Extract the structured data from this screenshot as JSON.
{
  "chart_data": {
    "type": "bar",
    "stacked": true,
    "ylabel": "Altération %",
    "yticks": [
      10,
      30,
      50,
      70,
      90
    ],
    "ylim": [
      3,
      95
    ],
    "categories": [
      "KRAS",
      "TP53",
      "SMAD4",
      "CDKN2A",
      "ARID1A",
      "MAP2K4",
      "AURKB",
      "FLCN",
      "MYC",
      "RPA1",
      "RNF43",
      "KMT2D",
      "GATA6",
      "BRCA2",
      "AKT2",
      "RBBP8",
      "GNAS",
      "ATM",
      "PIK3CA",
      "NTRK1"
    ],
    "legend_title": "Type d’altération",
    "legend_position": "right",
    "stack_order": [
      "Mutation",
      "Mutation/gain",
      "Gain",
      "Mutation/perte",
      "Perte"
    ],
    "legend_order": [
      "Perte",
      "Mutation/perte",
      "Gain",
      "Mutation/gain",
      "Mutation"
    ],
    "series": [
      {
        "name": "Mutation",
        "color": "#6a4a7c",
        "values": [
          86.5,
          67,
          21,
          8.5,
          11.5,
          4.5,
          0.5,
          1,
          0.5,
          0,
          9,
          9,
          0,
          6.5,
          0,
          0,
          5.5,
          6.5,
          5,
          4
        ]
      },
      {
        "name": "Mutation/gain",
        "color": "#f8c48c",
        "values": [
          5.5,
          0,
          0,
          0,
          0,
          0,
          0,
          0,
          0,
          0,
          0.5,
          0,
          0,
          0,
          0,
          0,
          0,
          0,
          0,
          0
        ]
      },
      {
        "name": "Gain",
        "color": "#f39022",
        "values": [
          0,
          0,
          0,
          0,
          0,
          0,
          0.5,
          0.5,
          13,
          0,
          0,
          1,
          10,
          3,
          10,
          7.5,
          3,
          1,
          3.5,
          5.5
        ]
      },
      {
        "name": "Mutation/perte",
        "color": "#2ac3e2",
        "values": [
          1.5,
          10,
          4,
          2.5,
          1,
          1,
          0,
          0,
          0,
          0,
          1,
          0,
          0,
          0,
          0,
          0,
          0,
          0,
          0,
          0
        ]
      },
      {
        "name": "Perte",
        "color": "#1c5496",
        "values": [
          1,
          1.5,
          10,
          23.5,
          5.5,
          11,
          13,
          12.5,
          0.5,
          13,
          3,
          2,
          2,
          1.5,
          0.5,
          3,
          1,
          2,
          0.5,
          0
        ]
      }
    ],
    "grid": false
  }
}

================

Short problem: Find every line that holds "name" and copy it.

Task result:
        "name": "Mutation",
        "name": "Mutation/gain",
        "name": "Gain",
        "name": "Mutation/perte",
        "name": "Perte",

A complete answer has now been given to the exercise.